> Stored data:
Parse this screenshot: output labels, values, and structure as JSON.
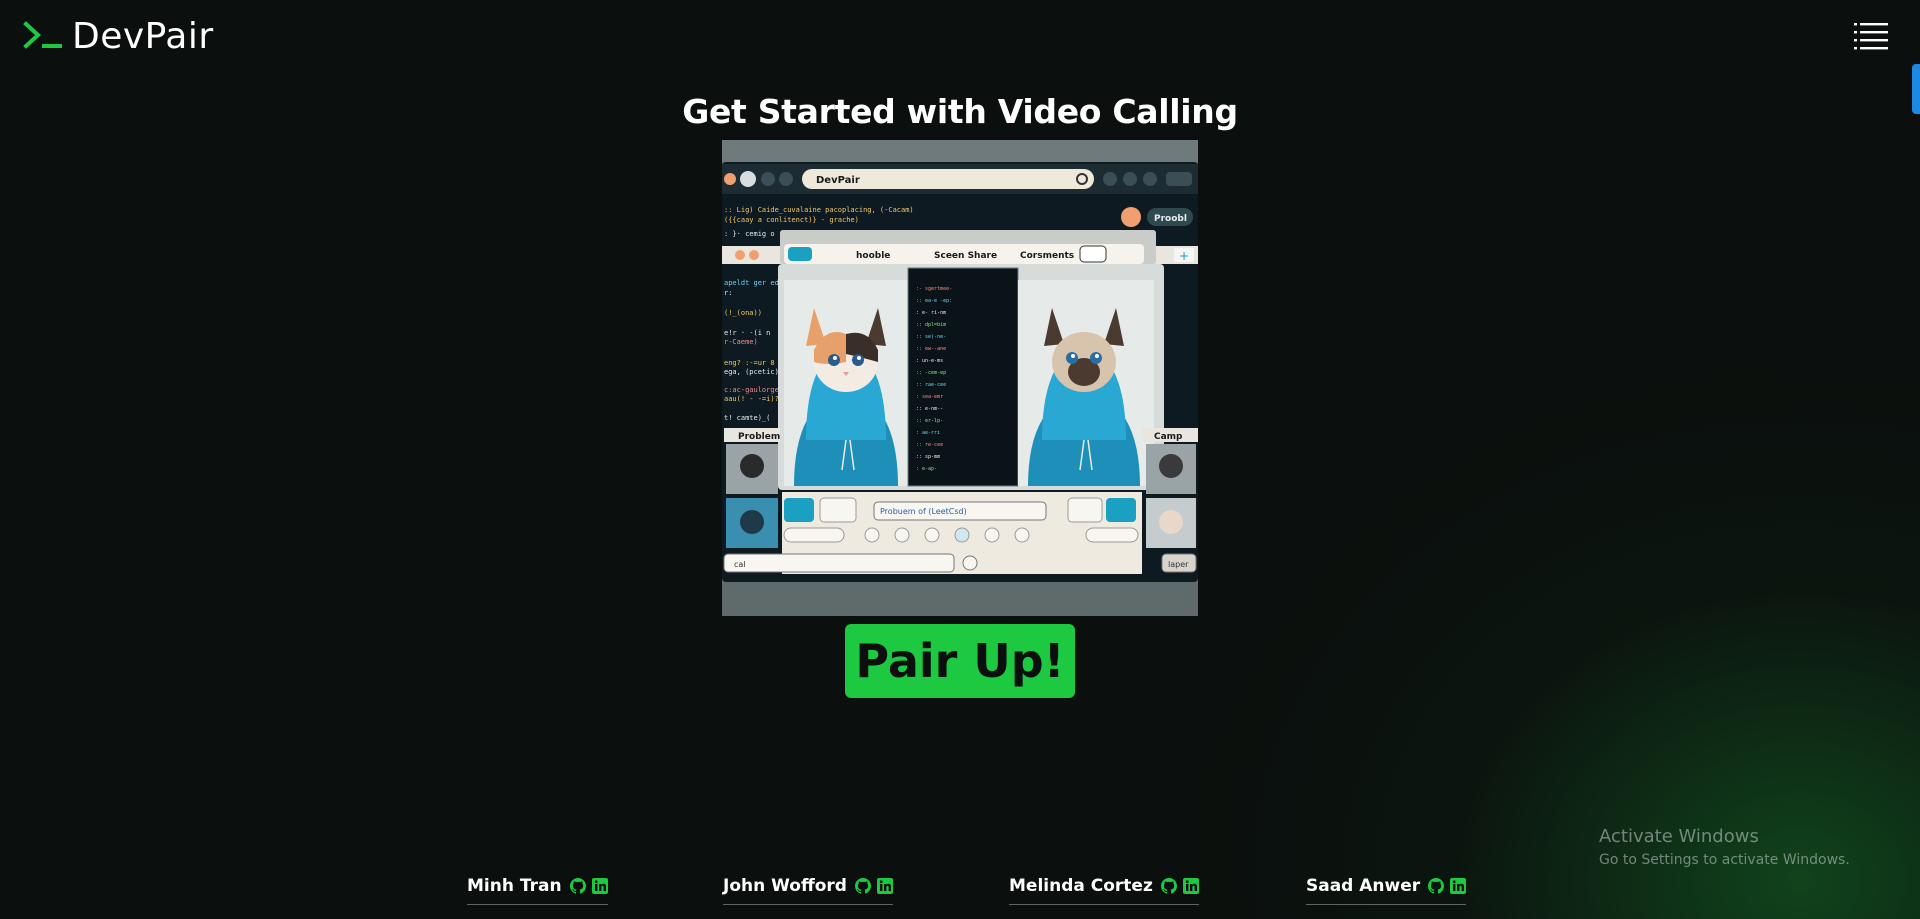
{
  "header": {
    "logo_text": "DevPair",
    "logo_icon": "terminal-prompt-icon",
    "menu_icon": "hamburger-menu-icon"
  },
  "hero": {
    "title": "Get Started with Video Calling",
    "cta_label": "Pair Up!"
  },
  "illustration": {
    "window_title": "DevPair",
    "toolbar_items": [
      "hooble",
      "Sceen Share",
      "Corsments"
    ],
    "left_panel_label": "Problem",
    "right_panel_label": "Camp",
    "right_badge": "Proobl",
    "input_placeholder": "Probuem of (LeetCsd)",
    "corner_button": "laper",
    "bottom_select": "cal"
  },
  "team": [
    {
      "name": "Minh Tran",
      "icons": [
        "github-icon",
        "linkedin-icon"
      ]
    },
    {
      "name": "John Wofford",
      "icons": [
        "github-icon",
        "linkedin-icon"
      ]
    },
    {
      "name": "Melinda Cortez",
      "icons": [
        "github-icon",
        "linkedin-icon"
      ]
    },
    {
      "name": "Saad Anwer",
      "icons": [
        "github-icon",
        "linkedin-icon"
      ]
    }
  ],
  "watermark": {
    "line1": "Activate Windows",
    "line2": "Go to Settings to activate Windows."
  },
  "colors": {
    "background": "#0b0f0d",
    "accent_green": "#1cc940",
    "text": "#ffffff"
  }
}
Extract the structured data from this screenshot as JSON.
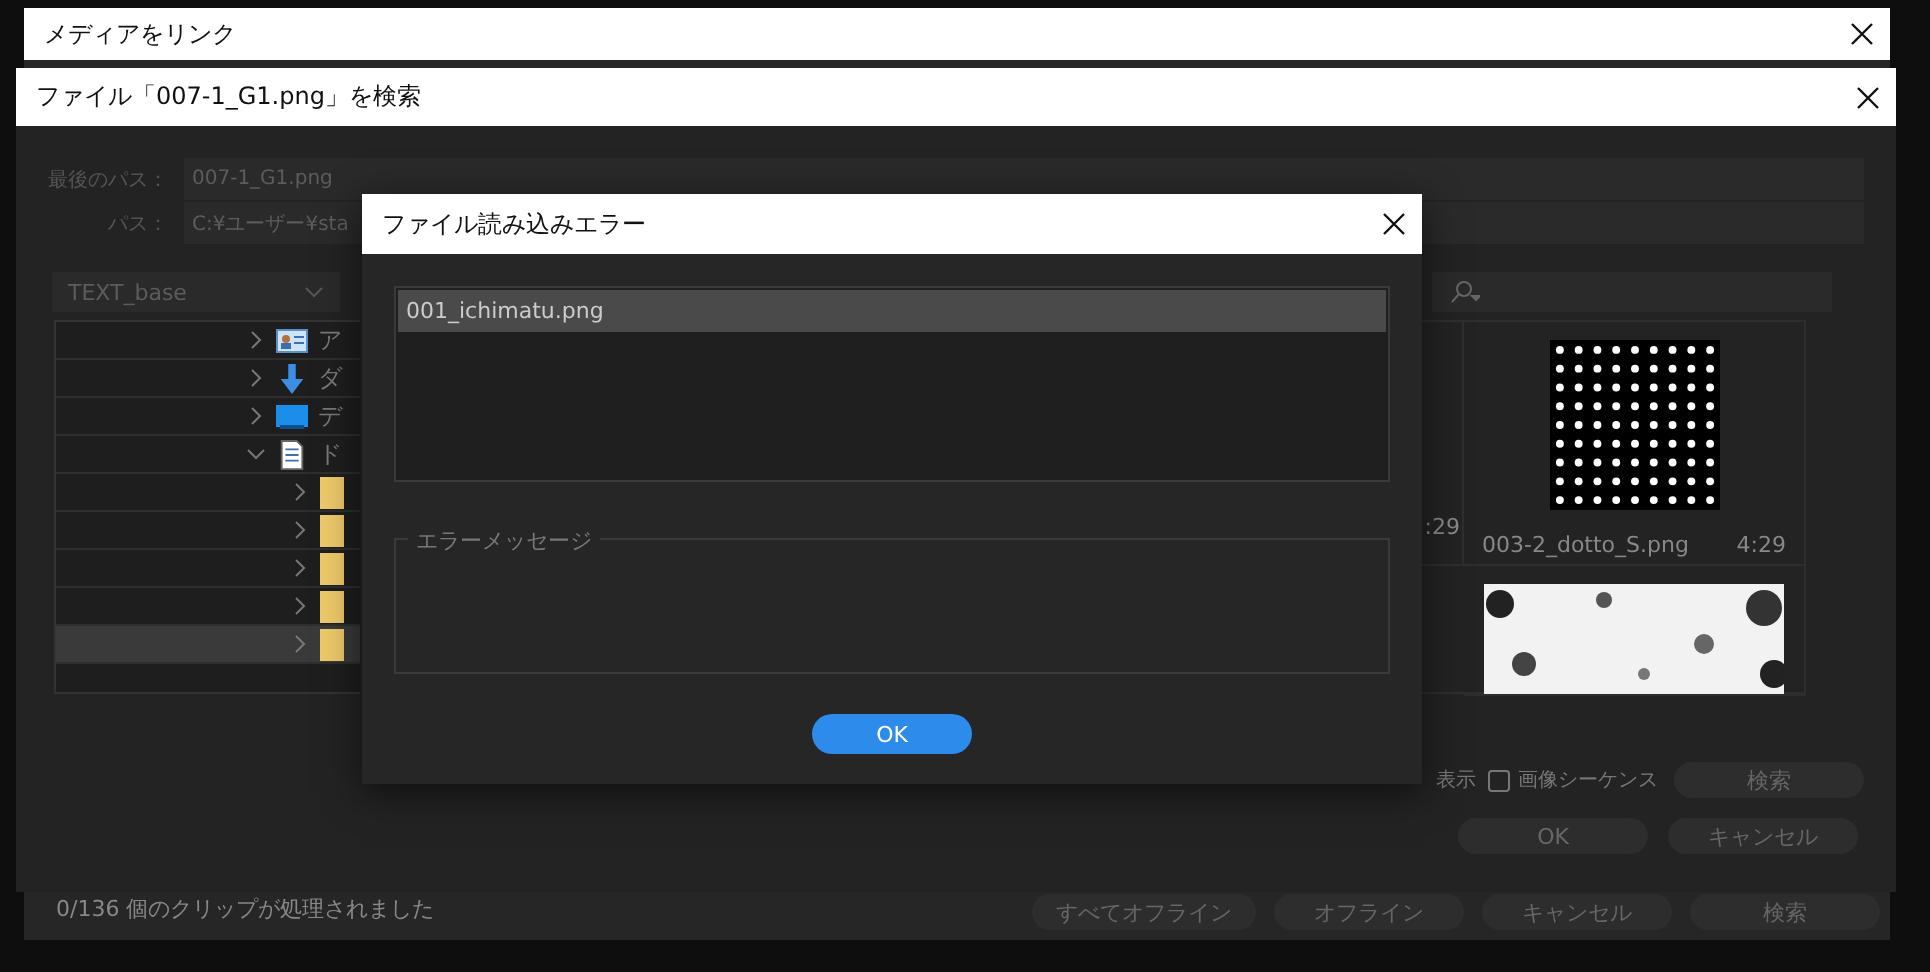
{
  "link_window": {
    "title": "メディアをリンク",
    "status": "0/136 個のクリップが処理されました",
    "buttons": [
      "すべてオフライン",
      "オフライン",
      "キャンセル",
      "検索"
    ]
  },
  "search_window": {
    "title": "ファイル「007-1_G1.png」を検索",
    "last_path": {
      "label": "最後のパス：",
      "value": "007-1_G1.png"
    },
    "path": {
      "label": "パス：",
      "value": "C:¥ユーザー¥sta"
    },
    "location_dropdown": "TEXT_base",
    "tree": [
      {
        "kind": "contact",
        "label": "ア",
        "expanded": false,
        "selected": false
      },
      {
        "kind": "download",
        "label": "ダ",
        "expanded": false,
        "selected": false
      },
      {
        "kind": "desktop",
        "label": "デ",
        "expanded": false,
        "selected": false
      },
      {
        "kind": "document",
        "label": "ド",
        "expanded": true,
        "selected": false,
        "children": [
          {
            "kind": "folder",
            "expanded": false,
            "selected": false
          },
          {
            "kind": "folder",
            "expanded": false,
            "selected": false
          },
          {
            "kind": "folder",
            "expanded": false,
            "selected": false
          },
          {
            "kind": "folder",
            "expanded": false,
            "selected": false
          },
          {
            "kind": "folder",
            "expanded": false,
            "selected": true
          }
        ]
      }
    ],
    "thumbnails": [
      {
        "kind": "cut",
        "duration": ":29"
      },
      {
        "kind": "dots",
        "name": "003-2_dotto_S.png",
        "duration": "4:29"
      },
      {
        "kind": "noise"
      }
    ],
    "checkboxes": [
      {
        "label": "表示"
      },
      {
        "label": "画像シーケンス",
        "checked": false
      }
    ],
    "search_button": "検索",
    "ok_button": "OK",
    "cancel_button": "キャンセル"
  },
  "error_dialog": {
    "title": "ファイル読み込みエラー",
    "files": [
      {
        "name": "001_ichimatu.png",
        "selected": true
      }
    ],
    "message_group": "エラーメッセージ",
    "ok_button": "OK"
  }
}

> Exercise details: For the listing above, give the number of lines in which the string "name" occurs, and nothing else.

> Solution to this problem: 6